TASK TO COMPLETE.
Read the material below. Count the lines containing "more" and give that count alone.

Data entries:
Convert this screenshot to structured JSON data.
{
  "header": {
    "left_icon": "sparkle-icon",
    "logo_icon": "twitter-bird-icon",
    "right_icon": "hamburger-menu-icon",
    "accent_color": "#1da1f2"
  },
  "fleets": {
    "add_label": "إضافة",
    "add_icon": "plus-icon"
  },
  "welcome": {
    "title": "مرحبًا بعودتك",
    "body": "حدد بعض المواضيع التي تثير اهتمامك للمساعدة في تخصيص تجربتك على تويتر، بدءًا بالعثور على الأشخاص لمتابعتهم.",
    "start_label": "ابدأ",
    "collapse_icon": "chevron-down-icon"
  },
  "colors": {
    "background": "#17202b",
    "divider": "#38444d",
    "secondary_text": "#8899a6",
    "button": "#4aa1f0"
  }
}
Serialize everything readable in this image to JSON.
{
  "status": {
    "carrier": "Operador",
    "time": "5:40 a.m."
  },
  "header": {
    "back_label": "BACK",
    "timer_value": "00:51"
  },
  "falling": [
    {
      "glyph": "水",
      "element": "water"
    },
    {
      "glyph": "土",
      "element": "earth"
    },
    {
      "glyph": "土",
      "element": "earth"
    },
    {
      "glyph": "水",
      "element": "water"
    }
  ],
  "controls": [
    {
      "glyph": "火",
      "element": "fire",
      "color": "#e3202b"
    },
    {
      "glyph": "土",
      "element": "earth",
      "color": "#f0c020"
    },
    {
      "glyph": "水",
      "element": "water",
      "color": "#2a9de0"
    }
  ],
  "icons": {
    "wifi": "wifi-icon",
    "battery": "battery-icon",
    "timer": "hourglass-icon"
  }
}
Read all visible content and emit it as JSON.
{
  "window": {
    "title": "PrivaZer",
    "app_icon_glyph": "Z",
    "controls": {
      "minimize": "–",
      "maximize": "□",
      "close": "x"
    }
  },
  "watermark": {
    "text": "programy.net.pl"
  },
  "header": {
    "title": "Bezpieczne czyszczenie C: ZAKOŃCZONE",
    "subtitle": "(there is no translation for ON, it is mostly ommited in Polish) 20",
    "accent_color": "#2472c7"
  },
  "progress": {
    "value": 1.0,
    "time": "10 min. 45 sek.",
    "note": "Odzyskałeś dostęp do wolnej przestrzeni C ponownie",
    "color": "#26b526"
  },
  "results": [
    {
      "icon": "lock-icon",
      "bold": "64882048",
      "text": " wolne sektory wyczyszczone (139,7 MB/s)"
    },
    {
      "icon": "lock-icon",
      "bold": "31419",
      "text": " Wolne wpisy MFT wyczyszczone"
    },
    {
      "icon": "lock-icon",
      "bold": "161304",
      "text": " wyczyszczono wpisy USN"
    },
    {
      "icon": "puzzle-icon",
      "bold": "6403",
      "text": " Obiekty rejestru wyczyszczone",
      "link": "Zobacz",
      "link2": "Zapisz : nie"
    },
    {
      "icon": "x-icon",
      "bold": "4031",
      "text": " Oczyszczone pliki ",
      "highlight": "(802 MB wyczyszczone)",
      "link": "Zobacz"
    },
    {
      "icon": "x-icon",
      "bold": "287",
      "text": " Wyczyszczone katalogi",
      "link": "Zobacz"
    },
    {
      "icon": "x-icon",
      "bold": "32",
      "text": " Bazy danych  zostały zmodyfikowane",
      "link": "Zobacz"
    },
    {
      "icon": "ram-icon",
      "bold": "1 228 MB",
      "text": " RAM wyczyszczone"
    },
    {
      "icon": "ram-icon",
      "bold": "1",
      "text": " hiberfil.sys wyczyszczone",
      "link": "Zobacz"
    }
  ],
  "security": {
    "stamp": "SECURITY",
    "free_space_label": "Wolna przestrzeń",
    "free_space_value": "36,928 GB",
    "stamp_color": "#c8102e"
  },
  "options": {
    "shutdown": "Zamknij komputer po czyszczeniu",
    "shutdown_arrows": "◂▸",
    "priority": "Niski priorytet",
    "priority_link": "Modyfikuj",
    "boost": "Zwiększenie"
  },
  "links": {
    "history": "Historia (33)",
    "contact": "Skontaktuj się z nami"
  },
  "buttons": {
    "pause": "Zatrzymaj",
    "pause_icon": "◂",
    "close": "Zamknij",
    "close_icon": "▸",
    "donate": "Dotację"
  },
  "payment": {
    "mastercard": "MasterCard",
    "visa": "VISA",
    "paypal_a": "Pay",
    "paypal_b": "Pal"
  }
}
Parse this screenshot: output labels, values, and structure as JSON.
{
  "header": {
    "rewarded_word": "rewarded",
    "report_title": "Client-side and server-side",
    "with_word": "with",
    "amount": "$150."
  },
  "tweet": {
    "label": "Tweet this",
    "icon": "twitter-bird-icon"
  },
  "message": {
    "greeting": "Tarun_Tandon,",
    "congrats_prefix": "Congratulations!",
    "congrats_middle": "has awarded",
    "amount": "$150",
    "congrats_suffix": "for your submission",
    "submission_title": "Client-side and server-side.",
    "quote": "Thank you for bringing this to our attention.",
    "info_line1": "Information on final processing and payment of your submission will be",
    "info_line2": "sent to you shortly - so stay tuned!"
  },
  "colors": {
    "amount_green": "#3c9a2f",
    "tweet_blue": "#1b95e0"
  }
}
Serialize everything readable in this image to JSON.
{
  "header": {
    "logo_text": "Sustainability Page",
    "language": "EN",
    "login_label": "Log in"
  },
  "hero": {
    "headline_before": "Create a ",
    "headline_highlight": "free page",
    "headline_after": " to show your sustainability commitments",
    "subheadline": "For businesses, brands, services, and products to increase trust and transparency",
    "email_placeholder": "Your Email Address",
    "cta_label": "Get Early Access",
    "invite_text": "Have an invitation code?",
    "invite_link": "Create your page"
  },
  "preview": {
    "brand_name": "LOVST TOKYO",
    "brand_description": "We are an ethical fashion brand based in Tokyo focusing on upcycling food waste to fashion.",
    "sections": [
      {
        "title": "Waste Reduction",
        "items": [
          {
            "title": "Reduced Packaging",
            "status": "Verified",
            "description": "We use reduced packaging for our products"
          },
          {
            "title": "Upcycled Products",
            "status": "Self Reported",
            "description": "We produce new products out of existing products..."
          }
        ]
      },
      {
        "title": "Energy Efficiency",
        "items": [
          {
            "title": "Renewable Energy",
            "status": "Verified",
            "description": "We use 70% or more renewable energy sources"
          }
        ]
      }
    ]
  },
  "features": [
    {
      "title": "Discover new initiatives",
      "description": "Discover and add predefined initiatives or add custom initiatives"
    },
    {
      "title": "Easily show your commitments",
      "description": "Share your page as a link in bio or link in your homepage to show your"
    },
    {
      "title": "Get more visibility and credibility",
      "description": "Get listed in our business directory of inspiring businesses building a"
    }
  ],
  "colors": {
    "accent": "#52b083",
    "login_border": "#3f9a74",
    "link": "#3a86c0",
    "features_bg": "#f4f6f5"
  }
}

COMPLETED EXERCISE.
2